**GIVEN DATA**.
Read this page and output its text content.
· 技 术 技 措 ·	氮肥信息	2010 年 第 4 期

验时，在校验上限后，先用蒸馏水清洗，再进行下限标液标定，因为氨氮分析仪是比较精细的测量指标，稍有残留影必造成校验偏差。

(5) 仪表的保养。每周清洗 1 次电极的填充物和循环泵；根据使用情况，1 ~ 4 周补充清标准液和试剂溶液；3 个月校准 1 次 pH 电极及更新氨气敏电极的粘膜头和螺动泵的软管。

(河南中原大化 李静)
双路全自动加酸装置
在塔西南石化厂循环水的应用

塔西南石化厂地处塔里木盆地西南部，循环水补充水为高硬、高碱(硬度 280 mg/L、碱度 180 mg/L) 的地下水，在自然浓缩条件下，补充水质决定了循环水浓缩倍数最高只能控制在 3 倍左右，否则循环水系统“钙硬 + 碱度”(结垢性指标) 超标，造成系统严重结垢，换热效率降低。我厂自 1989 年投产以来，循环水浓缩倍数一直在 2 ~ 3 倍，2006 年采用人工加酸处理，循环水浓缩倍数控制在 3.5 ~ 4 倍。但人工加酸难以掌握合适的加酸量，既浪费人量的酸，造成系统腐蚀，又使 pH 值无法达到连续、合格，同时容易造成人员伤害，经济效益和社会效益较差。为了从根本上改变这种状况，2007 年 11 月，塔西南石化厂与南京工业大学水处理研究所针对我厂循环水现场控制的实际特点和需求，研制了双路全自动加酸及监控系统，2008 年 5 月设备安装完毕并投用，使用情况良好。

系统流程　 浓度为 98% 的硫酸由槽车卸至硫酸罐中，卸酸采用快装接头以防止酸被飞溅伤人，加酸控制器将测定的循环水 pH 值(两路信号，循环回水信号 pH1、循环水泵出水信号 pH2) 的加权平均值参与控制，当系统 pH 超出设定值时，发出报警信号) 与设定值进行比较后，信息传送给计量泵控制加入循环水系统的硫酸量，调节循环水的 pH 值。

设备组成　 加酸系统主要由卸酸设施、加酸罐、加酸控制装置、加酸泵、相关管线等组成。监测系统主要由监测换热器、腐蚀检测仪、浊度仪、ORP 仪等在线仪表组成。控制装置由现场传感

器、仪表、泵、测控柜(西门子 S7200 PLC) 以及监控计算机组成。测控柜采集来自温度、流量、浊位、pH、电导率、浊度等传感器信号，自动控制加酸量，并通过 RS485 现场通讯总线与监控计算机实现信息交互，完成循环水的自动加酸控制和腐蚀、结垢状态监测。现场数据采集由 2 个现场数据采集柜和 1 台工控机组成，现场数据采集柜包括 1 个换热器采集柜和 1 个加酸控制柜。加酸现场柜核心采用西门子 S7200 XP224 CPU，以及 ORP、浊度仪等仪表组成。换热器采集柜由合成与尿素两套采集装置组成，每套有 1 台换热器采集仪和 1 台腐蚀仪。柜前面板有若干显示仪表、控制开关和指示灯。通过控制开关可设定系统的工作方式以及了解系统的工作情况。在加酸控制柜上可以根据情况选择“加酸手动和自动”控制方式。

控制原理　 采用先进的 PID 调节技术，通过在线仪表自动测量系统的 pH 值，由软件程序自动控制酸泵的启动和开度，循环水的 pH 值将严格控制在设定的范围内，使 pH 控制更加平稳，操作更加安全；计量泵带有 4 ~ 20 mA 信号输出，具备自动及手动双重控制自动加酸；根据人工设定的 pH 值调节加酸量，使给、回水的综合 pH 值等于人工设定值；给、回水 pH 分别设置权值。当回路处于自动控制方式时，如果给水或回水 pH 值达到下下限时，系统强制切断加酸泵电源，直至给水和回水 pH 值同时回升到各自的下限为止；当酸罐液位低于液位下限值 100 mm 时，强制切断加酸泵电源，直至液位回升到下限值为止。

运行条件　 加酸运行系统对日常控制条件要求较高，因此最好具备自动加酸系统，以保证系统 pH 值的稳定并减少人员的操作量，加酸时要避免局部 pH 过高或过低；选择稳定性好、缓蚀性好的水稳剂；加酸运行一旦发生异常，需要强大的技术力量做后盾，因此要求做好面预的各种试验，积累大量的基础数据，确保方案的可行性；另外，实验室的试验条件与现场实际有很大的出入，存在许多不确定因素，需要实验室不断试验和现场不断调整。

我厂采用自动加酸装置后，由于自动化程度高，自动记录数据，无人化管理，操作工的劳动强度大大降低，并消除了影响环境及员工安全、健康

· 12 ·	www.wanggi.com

**WHAT THIS TASK INVOLVES**. From the records above, extract every entry verbatim.

**OUTPUT FOR THIS EXERCISE**.
Read this page and output its text content.
· 技 术 技 措 ·	氮肥信息	2010 年 第 4 期

验时，在校验上限后，先用蒸馏水清洗，再进行下限标液标定，因为氨氮分析仪是比较精细的测量指标，稍有残留影必造成校验偏差。

(5) 仪表的保养。每周清洗 1 次电极的填充物和循环泵；根据使用情况，1 ~ 4 周补充清标准液和试剂溶液；3 个月校准 1 次 pH 电极及更新氨气敏电极的粘膜头和螺动泵的软管。

(河南中原大化 李静)
双路全自动加酸装置
在塔西南石化厂循环水的应用

塔西南石化厂地处塔里木盆地西南部，循环水补充水为高硬、高碱(硬度 280 mg/L、碱度 180 mg/L) 的地下水，在自然浓缩条件下，补充水质决定了循环水浓缩倍数最高只能控制在 3 倍左右，否则循环水系统“钙硬 + 碱度”(结垢性指标) 超标，造成系统严重结垢，换热效率降低。我厂自 1989 年投产以来，循环水浓缩倍数一直在 2 ~ 3 倍，2006 年采用人工加酸处理，循环水浓缩倍数控制在 3.5 ~ 4 倍。但人工加酸难以掌握合适的加酸量，既浪费人量的酸，造成系统腐蚀，又使 pH 值无法达到连续、合格，同时容易造成人员伤害，经济效益和社会效益较差。为了从根本上改变这种状况，2007 年 11 月，塔西南石化厂与南京工业大学水处理研究所针对我厂循环水现场控制的实际特点和需求，研制了双路全自动加酸及监控系统，2008 年 5 月设备安装完毕并投用，使用情况良好。

系统流程　 浓度为 98% 的硫酸由槽车卸至硫酸罐中，卸酸采用快装接头以防止酸被飞溅伤人，加酸控制器将测定的循环水 pH 值(两路信号，循环回水信号 pH1、循环水泵出水信号 pH2) 的加权平均值参与控制，当系统 pH 超出设定值时，发出报警信号) 与设定值进行比较后，信息传送给计量泵控制加入循环水系统的硫酸量，调节循环水的 pH 值。

设备组成　 加酸系统主要由卸酸设施、加酸罐、加酸控制装置、加酸泵、相关管线等组成。监测系统主要由监测换热器、腐蚀检测仪、浊度仪、ORP 仪等在线仪表组成。控制装置由现场传感

器、仪表、泵、测控柜(西门子 S7200 PLC) 以及监控计算机组成。测控柜采集来自温度、流量、浊位、pH、电导率、浊度等传感器信号，自动控制加酸量，并通过 RS485 现场通讯总线与监控计算机实现信息交互，完成循环水的自动加酸控制和腐蚀、结垢状态监测。现场数据采集由 2 个现场数据采集柜和 1 台工控机组成，现场数据采集柜包括 1 个换热器采集柜和 1 个加酸控制柜。加酸现场柜核心采用西门子 S7200 XP224 CPU，以及 ORP、浊度仪等仪表组成。换热器采集柜由合成与尿素两套采集装置组成，每套有 1 台换热器采集仪和 1 台腐蚀仪。柜前面板有若干显示仪表、控制开关和指示灯。通过控制开关可设定系统的工作方式以及了解系统的工作情况。在加酸控制柜上可以根据情况选择“加酸手动和自动”控制方式。

控制原理　 采用先进的 PID 调节技术，通过在线仪表自动测量系统的 pH 值，由软件程序自动控制酸泵的启动和开度，循环水的 pH 值将严格控制在设定的范围内，使 pH 控制更加平稳，操作更加安全；计量泵带有 4 ~ 20 mA 信号输出，具备自动及手动双重控制自动加酸；根据人工设定的 pH 值调节加酸量，使给、回水的综合 pH 值等于人工设定值；给、回水 pH 分别设置权值。当回路处于自动控制方式时，如果给水或回水 pH 值达到下下限时，系统强制切断加酸泵电源，直至给水和回水 pH 值同时回升到各自的下限为止；当酸罐液位低于液位下限值 100 mm 时，强制切断加酸泵电源，直至液位回升到下限值为止。

运行条件　 加酸运行系统对日常控制条件要求较高，因此最好具备自动加酸系统，以保证系统 pH 值的稳定并减少人员的操作量，加酸时要避免局部 pH 过高或过低；选择稳定性好、缓蚀性好的水稳剂；加酸运行一旦发生异常，需要强大的技术力量做后盾，因此要求做好面预的各种试验，积累大量的基础数据，确保方案的可行性；另外，实验室的试验条件与现场实际有很大的出入，存在许多不确定因素，需要实验室不断试验和现场不断调整。

我厂采用自动加酸装置后，由于自动化程度高，自动记录数据，无人化管理，操作工的劳动强度大大降低，并消除了影响环境及员工安全、健康

· 12 ·	www.wanggi.com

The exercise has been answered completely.